EXCERPTED TEXT:
......

Let $e_i$ be the $24$ pairwise orthogonal unit vectors (with $i=1,2,\ldots,23,\infty$ as before), and let $f_i$ be the rows of a $24 \times 24$ Hadamard matrix constructed using quadratic residues mod $23$: $f_{ij} = -1$ unless $i,j \neq \infty$ and $i-j$ is a square mod $23$ (including zero), in which case $f_{ij} = +1$. Then $12^{1/2}\Lambda$ is generated by the $24+24$ vectors $6(e_i + e_\infty)$ and $f_i - 6e_\infty$ (NB $i = \infty$ is allowed), with $v_i = -(f_\infty - 6e_\infty) - 6(e_i+e_\infty)$.

Here's the gp code:

E = 6 * matrix(24,24,i,j,(i==j)+(i==24));
F = matrix(24,24,i,j, if((i<24) && (j<24) && kronecker(i-j,23) >= 0, 1, -1));
for(j=1,24,F[24,j]-=6);
A = matrixqz(concat(E,F),-1)
G = A~ * A / 12
matdet(G) \\ = 1
qfminim(G,,0)

which again outputs

[196560, 4, [;]]

SPLAG reports that all that this construction requires of the QR code is that it be self-dual with parameters $[24,12,9]$, and thus that the ternary Pless (double circulant) code of the same length works as well; this should give an inequivalent configuration of $24$ Leech vectors of norm $4$ with all inner products equal $1$.

Here are 24 vectors in classic Leech lattice having pairwise scalar product 8. I obtained it from $(-5, 1^{23})$ using this.

$\begin{bmatrix} -1& 1& 1& 1& 1&-1& 1&-1& 1& 1&-1&-1& 1& 1&-1&-1& 1&-1& 1&-1&-1&-1&-1&-3 \\ \dots\\ 1& 1& 1& 1& 1& 1& 1& 1& 1& 1& 1& 1& 1& 1& 1& 1& 1& 1& 1& 1& 1& 1& 1&-3 \end{bmatrix}$

The dots $\dots$ should be replaced by 22 vectors obtained from the first one by permutation $(1,2,...,23)$.

As a consequence we can obtain following useful

Fact

For each element $p$ of order $23$ in $M_{23}$ there exist dodecad $d$ such that dodecads $d, pd, p^2d,...,p^{22}d$ intersect in six points pairwise.

......

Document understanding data
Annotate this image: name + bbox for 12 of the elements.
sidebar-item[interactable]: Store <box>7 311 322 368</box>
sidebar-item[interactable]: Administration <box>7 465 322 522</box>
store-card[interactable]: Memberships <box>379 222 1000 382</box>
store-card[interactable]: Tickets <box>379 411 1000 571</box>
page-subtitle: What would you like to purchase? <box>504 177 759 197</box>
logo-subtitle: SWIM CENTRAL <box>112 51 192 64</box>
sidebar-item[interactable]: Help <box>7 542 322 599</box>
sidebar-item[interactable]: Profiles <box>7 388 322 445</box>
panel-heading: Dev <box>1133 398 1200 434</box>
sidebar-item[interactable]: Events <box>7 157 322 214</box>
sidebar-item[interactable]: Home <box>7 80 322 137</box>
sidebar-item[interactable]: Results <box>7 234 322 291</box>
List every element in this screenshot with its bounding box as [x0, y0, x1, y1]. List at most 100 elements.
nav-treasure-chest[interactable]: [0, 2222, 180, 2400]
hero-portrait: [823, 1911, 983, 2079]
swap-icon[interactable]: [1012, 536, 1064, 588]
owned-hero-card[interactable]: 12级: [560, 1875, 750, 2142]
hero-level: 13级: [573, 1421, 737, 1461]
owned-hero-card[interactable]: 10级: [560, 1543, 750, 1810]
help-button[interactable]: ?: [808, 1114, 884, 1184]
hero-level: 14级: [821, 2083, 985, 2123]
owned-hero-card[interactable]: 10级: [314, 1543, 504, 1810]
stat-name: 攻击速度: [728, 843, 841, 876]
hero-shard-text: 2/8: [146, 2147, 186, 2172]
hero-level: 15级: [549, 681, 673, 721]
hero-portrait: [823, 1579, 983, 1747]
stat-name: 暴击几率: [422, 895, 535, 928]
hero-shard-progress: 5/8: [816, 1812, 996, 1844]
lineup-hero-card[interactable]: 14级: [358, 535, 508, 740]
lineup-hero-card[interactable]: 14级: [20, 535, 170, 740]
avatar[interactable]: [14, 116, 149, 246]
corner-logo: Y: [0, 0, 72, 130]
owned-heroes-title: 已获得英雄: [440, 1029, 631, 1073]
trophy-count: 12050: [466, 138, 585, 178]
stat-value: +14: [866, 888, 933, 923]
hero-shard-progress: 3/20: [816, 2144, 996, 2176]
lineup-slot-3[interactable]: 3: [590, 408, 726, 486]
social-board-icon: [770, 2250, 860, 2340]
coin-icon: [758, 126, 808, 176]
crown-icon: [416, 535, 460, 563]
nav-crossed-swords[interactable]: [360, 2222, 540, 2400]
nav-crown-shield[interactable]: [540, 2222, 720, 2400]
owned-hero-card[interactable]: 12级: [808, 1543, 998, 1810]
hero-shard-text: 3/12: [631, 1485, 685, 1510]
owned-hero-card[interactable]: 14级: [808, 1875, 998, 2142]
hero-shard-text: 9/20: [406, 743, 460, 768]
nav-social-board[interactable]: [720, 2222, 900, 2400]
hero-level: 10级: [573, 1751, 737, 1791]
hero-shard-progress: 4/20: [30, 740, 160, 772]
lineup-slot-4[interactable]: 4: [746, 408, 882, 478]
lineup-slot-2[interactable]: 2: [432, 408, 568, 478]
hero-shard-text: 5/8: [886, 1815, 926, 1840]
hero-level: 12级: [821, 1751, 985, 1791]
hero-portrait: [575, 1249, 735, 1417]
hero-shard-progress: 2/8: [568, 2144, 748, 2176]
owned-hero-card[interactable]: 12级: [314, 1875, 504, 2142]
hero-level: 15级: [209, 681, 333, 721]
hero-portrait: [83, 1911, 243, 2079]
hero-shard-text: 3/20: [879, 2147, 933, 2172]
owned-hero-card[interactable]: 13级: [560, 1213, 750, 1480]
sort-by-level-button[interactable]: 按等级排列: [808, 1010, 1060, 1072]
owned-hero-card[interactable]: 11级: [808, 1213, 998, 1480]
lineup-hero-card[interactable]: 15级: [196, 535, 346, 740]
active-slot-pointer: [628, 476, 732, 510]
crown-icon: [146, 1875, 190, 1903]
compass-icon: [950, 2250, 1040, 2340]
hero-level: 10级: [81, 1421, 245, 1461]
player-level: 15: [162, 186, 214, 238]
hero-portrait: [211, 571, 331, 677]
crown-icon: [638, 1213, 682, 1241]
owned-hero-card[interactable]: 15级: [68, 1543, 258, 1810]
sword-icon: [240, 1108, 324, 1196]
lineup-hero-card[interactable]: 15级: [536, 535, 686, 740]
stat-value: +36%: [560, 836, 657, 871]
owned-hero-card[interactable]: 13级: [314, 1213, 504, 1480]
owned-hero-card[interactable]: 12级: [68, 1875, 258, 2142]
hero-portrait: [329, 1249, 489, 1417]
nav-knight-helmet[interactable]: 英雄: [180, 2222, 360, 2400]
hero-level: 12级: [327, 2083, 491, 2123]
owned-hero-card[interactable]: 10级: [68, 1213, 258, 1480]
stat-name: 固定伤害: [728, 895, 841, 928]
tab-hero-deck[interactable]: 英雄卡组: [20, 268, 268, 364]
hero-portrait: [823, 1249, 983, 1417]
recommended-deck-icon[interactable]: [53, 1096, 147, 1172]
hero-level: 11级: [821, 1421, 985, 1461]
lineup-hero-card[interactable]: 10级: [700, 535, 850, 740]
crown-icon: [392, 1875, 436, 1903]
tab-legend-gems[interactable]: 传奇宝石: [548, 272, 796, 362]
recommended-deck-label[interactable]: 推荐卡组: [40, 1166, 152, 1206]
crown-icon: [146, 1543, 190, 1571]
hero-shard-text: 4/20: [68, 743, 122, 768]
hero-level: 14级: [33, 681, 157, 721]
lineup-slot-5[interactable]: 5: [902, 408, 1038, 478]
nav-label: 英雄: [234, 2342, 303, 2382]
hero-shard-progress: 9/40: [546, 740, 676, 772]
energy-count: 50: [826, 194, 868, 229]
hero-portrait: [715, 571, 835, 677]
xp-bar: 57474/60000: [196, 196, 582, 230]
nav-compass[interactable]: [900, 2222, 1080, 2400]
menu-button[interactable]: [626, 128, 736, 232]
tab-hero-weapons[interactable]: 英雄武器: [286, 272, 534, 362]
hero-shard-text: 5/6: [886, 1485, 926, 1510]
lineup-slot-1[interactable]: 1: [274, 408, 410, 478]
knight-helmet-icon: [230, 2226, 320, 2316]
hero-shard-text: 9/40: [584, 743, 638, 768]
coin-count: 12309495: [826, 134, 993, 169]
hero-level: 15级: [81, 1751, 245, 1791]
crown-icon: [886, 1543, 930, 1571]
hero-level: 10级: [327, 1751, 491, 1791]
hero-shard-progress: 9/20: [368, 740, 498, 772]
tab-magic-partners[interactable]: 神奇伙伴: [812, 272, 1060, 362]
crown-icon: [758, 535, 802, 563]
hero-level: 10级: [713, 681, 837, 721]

......

DIRECTIONS FOR THIS TASK: In the text on the Leech lattice construction, rewrite the stretch from "E = 6 * matrix(24,24,i,j,(i==j)+(i==24));" through "A = matrixqz(concat(E,F),-1)", changing "kronecker" to "legendre".

COMPLETED TASK:
E = 6 * matrix(24,24,i,j,(i==j)+(i==24));
F = matrix(24,24,i,j, if((i<24) && (j<24) && legendre(i-j,23) >= 0, 1, -1));
for(j=1,24,F[24,j]-=6);
A = matrixqz(concat(E,F),-1)